The task: Write out each record below exactly as it appears, with no pictures.

─── Listed records ───

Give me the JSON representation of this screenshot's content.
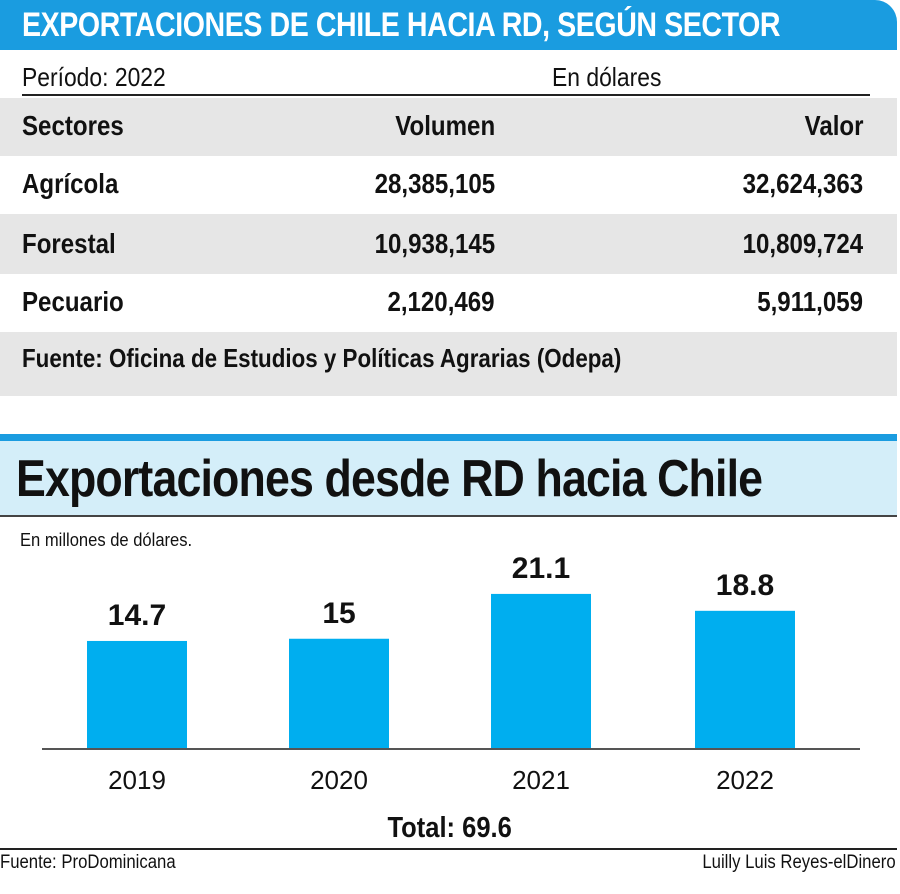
{
  "table": {
    "title": "EXPORTACIONES DE CHILE HACIA RD, SEGÚN SECTOR",
    "period": "Período: 2022",
    "unit": "En dólares",
    "headers": {
      "sector": "Sectores",
      "volume": "Volumen",
      "value": "Valor"
    },
    "rows": [
      {
        "sector": "Agrícola",
        "volume": "28,385,105",
        "value": "32,624,363"
      },
      {
        "sector": "Forestal",
        "volume": "10,938,145",
        "value": "10,809,724"
      },
      {
        "sector": "Pecuario",
        "volume": "2,120,469",
        "value": "5,911,059"
      }
    ],
    "source": "Fuente: Oficina de Estudios y Políticas Agrarias (Odepa)"
  },
  "chart_data": {
    "type": "bar",
    "title": "Exportaciones desde RD hacia Chile",
    "ylabel": "En millones de dólares.",
    "xlabel": "",
    "categories": [
      "2019",
      "2020",
      "2021",
      "2022"
    ],
    "values": [
      14.7,
      15,
      21.1,
      18.8
    ],
    "value_labels": [
      "14.7",
      "15",
      "21.1",
      "18.8"
    ],
    "ylim": [
      0,
      25
    ],
    "grid": false,
    "bar_color": "#00aeef",
    "total": "Total: 69.6"
  },
  "footer": {
    "source": "Fuente: ProDominicana",
    "credit": "Luilly Luis Reyes-elDinero"
  },
  "colors": {
    "accent": "#1a9ce0",
    "banner_light": "#d4eef9",
    "table_gray": "#e6e6e6"
  }
}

───

Solution below:
Give me the JSON representation of this screenshot's content.
{
  "table": {
    "title": "EXPORTACIONES DE CHILE HACIA RD, SEGÚN SECTOR",
    "period": "Período: 2022",
    "unit": "En dólares",
    "headers": {
      "sector": "Sectores",
      "volume": "Volumen",
      "value": "Valor"
    },
    "rows": [
      {
        "sector": "Agrícola",
        "volume": "28,385,105",
        "value": "32,624,363"
      },
      {
        "sector": "Forestal",
        "volume": "10,938,145",
        "value": "10,809,724"
      },
      {
        "sector": "Pecuario",
        "volume": "2,120,469",
        "value": "5,911,059"
      }
    ],
    "source": "Fuente: Oficina de Estudios y Políticas Agrarias (Odepa)"
  },
  "chart_data": {
    "type": "bar",
    "title": "Exportaciones desde RD hacia Chile",
    "ylabel": "En millones de dólares.",
    "xlabel": "",
    "categories": [
      "2019",
      "2020",
      "2021",
      "2022"
    ],
    "values": [
      14.7,
      15,
      21.1,
      18.8
    ],
    "value_labels": [
      "14.7",
      "15",
      "21.1",
      "18.8"
    ],
    "ylim": [
      0,
      25
    ],
    "grid": false,
    "bar_color": "#00aeef",
    "total": "Total: 69.6"
  },
  "footer": {
    "source": "Fuente: ProDominicana",
    "credit": "Luilly Luis Reyes-elDinero"
  },
  "colors": {
    "accent": "#1a9ce0",
    "banner_light": "#d4eef9",
    "table_gray": "#e6e6e6"
  }
}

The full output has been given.